■ Material

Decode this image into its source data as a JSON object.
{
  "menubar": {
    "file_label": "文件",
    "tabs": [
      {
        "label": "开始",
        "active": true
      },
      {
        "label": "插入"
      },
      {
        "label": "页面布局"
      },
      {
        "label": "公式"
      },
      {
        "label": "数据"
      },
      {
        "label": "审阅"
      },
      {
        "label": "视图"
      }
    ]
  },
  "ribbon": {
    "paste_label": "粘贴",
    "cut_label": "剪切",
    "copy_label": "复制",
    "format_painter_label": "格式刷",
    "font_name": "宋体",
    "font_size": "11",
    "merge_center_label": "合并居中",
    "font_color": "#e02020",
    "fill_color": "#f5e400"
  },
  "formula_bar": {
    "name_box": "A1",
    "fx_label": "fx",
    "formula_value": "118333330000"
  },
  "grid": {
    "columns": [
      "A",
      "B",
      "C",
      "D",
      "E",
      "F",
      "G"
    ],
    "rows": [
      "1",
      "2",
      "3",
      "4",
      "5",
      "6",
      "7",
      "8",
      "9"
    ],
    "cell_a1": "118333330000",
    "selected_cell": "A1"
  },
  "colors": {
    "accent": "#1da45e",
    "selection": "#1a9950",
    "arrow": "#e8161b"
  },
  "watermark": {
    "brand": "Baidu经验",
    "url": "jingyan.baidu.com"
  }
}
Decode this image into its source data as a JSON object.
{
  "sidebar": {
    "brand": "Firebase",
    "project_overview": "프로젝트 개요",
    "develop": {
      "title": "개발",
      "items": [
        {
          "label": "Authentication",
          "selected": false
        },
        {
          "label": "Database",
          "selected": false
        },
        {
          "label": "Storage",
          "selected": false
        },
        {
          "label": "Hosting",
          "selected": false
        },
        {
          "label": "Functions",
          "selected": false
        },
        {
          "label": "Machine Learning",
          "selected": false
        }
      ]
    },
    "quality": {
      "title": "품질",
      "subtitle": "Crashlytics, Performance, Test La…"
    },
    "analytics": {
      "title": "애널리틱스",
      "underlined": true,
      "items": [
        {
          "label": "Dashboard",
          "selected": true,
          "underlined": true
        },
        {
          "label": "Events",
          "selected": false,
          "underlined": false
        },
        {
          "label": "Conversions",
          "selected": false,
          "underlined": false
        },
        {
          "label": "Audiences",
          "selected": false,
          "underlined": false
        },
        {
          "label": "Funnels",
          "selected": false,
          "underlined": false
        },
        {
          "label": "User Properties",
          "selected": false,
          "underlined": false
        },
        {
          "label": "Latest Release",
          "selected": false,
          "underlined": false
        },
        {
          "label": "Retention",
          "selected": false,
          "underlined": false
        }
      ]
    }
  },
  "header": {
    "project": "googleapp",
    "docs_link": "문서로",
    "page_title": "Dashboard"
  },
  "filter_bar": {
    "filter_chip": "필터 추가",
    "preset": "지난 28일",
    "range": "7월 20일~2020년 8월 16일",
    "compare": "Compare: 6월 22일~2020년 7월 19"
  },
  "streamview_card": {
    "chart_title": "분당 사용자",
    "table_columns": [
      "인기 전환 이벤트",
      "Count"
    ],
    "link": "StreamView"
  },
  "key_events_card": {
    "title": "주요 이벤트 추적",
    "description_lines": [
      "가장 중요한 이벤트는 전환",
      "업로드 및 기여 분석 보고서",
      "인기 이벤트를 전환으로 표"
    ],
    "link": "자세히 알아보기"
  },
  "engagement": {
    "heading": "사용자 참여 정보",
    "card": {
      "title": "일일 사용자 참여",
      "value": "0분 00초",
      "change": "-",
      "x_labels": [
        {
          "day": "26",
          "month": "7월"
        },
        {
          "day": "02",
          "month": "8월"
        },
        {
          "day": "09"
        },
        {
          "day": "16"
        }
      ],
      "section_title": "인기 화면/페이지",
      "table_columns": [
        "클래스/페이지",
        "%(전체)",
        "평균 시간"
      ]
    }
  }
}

■ What to work on
Each record must be repeated exactly as it is.

■ Output
Decode this image into its source data as a JSON object.
{
  "menubar": {
    "file_label": "文件",
    "tabs": [
      {
        "label": "开始",
        "active": true
      },
      {
        "label": "插入"
      },
      {
        "label": "页面布局"
      },
      {
        "label": "公式"
      },
      {
        "label": "数据"
      },
      {
        "label": "审阅"
      },
      {
        "label": "视图"
      }
    ]
  },
  "ribbon": {
    "paste_label": "粘贴",
    "cut_label": "剪切",
    "copy_label": "复制",
    "format_painter_label": "格式刷",
    "font_name": "宋体",
    "font_size": "11",
    "merge_center_label": "合并居中",
    "font_color": "#e02020",
    "fill_color": "#f5e400"
  },
  "formula_bar": {
    "name_box": "A1",
    "fx_label": "fx",
    "formula_value": "118333330000"
  },
  "grid": {
    "columns": [
      "A",
      "B",
      "C",
      "D",
      "E",
      "F",
      "G"
    ],
    "rows": [
      "1",
      "2",
      "3",
      "4",
      "5",
      "6",
      "7",
      "8",
      "9"
    ],
    "cell_a1": "118333330000",
    "selected_cell": "A1"
  },
  "colors": {
    "accent": "#1da45e",
    "selection": "#1a9950",
    "arrow": "#e8161b"
  },
  "watermark": {
    "brand": "Baidu经验",
    "url": "jingyan.baidu.com"
  }
}
Decode this image into its source data as a JSON object.
{
  "sidebar": {
    "brand": "Firebase",
    "project_overview": "프로젝트 개요",
    "develop": {
      "title": "개발",
      "items": [
        {
          "label": "Authentication",
          "selected": false
        },
        {
          "label": "Database",
          "selected": false
        },
        {
          "label": "Storage",
          "selected": false
        },
        {
          "label": "Hosting",
          "selected": false
        },
        {
          "label": "Functions",
          "selected": false
        },
        {
          "label": "Machine Learning",
          "selected": false
        }
      ]
    },
    "quality": {
      "title": "품질",
      "subtitle": "Crashlytics, Performance, Test La…"
    },
    "analytics": {
      "title": "애널리틱스",
      "underlined": true,
      "items": [
        {
          "label": "Dashboard",
          "selected": true,
          "underlined": true
        },
        {
          "label": "Events",
          "selected": false,
          "underlined": false
        },
        {
          "label": "Conversions",
          "selected": false,
          "underlined": false
        },
        {
          "label": "Audiences",
          "selected": false,
          "underlined": false
        },
        {
          "label": "Funnels",
          "selected": false,
          "underlined": false
        },
        {
          "label": "User Properties",
          "selected": false,
          "underlined": false
        },
        {
          "label": "Latest Release",
          "selected": false,
          "underlined": false
        },
        {
          "label": "Retention",
          "selected": false,
          "underlined": false
        }
      ]
    }
  },
  "header": {
    "project": "googleapp",
    "docs_link": "문서로",
    "page_title": "Dashboard"
  },
  "filter_bar": {
    "filter_chip": "필터 추가",
    "preset": "지난 28일",
    "range": "7월 20일~2020년 8월 16일",
    "compare": "Compare: 6월 22일~2020년 7월 19"
  },
  "streamview_card": {
    "chart_title": "분당 사용자",
    "table_columns": [
      "인기 전환 이벤트",
      "Count"
    ],
    "link": "StreamView"
  },
  "key_events_card": {
    "title": "주요 이벤트 추적",
    "description_lines": [
      "가장 중요한 이벤트는 전환",
      "업로드 및 기여 분석 보고서",
      "인기 이벤트를 전환으로 표"
    ],
    "link": "자세히 알아보기"
  },
  "engagement": {
    "heading": "사용자 참여 정보",
    "card": {
      "title": "일일 사용자 참여",
      "value": "0분 00초",
      "change": "-",
      "x_labels": [
        {
          "day": "26",
          "month": "7월"
        },
        {
          "day": "02",
          "month": "8월"
        },
        {
          "day": "09"
        },
        {
          "day": "16"
        }
      ],
      "section_title": "인기 화면/페이지",
      "table_columns": [
        "클래스/페이지",
        "%(전체)",
        "평균 시간"
      ]
    }
  }
}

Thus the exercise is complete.